Kendall Frye: Hello. I’m old. I love hard candy and boy do I stand going to church.

Gretchen Whitmer: Hah! Something seems off about her.

Andrew Cuomo: Yeah. She just said stand.

Gavin Newsom: I think we got another pretend granny.

Kendall Frye: [pulls off her wig] Okay, fine. Listen, there’s a guy I’ve been talking to for 10 years and he just got out of a relationship and he’s in town tonight. Give me the vaccine.

Gavin Newsom: Okay. And, what are your risks?

Kendall Frye: My risk is that I may pop, sir.

Gretchen Whitmer: Sorry, sweetheart. You’re not eligible.

Kendall Frye: Wow, okay. On the second to last day of Black History Month, wow!

[Kendall Frye walks out]

Dr. Anthony Fauci: Thanks again to our sponsor, CVS. We have the receipts — and they’re long. I don’t get that joke. I don’t mind saying it. I just don’t get it. Alright, our next contestant is expecting to have a baby.

[cheers and applause]

Melissa: Hi, I’m pregnant. Can I get the vaccine?

Andrew Cuomo: I don’t know. Can you?

Melissa: Sorry. May I get the vaccine?

Andrew Cuomo: No, that wasn’t a grammar thing. I was genuinely asking. We have no idea.

Melissa: You don’t know?

Gavin Newsom: Um, just give it to her?

Dr. Anthony Fauci: Um, unfortunately, we’re running a little low on Moderna, but we do have some trials for the Kirkland signature vaccine developed by Costco. [pulls out a huge syringe] It’s big enough for you and your little one that comes with a free pack of 24 hotdogs. Next, we have Ronald who’s a proud smoker from New Jersey.

[cheers and applause]

Ronald: Hi. I’m Ronald. [holding a burning cigarette in uncomfortable way] I’m from New Jersey. And I love cigarettes.

Andrew Cuomo: Are you just saying that because in New Jersey, they’re giving the vaccine to smokers?

Ronald: [squeaky voice] What? No. I love smoking. I love the squishy part, the burny part. It’s all my favorite. [coughing] Okay, this is terrible. I got to get some water.

INFORMATION SHOWN:
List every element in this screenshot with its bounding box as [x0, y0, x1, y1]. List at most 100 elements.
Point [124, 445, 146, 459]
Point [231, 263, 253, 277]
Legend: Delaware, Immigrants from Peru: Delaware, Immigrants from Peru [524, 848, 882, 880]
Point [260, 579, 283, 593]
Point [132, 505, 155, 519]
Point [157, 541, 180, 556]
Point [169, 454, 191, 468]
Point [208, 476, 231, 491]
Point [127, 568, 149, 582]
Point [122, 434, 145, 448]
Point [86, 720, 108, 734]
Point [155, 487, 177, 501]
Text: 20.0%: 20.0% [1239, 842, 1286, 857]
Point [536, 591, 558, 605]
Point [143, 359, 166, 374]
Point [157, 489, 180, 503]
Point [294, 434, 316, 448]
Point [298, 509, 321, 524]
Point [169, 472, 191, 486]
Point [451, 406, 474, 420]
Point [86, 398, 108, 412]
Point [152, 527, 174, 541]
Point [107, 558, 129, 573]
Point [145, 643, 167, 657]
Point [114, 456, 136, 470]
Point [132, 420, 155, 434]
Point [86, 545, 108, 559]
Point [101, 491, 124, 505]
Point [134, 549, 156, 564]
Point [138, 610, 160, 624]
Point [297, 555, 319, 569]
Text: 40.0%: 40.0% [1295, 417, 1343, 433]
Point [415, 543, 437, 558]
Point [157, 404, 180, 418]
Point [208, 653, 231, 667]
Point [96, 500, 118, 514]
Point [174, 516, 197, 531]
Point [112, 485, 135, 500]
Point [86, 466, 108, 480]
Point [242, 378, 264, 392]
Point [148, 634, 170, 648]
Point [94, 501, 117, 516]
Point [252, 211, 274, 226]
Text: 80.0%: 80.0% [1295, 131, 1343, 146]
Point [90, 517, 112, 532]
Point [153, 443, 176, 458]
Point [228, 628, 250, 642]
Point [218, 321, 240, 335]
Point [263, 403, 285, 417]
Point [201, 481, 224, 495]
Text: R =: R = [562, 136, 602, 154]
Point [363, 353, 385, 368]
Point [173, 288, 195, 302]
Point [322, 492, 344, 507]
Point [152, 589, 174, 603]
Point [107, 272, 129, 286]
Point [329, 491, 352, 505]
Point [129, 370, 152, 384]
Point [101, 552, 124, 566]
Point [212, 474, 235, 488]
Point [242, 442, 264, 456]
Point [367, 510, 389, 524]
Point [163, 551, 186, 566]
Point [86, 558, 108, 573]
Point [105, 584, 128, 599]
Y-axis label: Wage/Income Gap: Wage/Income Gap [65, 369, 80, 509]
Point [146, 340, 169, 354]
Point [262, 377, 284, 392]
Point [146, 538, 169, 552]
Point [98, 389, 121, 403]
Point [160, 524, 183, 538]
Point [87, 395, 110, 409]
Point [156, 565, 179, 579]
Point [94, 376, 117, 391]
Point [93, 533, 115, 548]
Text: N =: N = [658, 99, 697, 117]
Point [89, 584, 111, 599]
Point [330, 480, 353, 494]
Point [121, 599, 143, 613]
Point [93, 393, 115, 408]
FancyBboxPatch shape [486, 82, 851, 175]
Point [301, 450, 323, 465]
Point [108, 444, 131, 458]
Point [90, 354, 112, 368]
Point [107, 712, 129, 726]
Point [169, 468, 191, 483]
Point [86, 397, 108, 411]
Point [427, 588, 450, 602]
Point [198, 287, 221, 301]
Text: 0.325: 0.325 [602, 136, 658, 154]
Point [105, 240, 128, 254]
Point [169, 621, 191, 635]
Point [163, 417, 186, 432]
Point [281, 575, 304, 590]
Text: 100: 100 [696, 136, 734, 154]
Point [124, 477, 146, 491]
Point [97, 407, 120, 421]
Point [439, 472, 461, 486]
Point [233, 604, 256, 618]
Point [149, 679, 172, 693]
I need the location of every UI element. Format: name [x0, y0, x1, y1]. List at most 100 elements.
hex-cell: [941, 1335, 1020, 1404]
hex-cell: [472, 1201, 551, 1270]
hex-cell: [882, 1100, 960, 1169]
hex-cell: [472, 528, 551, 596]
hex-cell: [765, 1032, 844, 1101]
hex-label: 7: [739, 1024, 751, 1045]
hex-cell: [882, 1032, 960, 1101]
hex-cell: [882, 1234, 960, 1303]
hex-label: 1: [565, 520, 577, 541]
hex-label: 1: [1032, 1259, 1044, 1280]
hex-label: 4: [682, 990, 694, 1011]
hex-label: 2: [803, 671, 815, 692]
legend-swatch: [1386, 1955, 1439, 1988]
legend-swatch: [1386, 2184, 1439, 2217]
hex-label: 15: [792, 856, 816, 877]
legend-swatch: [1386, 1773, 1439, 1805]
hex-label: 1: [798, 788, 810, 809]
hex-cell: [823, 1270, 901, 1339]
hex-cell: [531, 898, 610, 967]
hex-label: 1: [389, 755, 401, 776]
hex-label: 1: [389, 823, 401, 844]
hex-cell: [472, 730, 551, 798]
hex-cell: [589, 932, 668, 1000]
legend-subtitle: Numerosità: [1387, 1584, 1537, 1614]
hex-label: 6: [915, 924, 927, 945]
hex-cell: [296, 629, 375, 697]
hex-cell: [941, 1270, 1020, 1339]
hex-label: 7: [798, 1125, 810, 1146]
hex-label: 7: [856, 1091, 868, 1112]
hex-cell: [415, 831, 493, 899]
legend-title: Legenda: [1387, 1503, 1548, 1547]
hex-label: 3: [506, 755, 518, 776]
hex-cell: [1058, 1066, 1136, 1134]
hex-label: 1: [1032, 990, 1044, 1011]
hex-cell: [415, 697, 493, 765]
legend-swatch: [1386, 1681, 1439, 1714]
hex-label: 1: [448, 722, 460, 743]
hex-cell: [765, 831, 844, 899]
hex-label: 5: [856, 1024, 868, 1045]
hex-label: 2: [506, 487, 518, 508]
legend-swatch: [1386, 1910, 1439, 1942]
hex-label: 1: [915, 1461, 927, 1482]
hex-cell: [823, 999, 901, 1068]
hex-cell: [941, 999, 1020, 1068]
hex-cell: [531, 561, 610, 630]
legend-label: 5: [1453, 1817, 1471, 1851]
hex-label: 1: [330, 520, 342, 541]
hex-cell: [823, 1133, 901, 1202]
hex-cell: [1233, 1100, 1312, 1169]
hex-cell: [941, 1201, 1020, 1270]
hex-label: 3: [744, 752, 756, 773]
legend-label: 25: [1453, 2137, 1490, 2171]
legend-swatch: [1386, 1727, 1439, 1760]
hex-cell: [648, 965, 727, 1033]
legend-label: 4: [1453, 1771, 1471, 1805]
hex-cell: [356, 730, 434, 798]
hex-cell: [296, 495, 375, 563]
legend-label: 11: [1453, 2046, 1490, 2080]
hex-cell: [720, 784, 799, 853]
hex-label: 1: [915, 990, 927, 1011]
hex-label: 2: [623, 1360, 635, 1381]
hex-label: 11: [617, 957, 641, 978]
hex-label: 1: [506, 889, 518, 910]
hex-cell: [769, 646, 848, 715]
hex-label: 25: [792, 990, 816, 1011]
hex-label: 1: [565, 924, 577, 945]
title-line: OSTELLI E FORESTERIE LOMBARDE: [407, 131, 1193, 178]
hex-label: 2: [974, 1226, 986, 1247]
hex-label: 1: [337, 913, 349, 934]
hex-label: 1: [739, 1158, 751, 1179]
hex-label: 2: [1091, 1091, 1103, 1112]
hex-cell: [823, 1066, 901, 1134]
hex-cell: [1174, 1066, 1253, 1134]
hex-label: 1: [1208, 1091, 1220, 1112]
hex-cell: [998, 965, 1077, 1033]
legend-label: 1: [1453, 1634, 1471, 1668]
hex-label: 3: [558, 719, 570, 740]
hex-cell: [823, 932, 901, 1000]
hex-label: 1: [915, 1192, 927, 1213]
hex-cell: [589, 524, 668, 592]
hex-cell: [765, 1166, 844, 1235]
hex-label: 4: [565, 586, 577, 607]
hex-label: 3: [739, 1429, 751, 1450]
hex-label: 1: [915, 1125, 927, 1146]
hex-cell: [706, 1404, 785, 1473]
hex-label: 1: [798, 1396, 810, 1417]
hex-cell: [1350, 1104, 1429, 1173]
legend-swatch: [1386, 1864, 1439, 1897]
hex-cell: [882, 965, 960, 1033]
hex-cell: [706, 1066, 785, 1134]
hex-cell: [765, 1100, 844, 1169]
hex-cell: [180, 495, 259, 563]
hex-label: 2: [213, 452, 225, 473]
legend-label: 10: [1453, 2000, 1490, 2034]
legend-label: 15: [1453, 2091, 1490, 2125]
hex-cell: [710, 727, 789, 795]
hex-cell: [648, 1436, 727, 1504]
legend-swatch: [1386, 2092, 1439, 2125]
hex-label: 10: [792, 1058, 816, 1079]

REQUIRED ACTIONS:
a: Reproduce the sketch transcript from "Kendall Frye: Hello. I’m" up to and including "another pretend granny.", switching "granny" to "grandma".
b: Translate this sentence from the sketch transcript into Spanish: "I think we got another pretend granny."
Rely only on the sketch transcript when answering.

EXERCISE ANSWERS:
a:
Kendall Frye: Hello. I’m old. I love hard candy and boy do I stand going to church.

Gretchen Whitmer: Hah! Something seems off about her.

Andrew Cuomo: Yeah. She just said stand.

Gavin Newsom: I think we got another pretend grandma.

b: Creo que tenemos otra abuelita de mentira.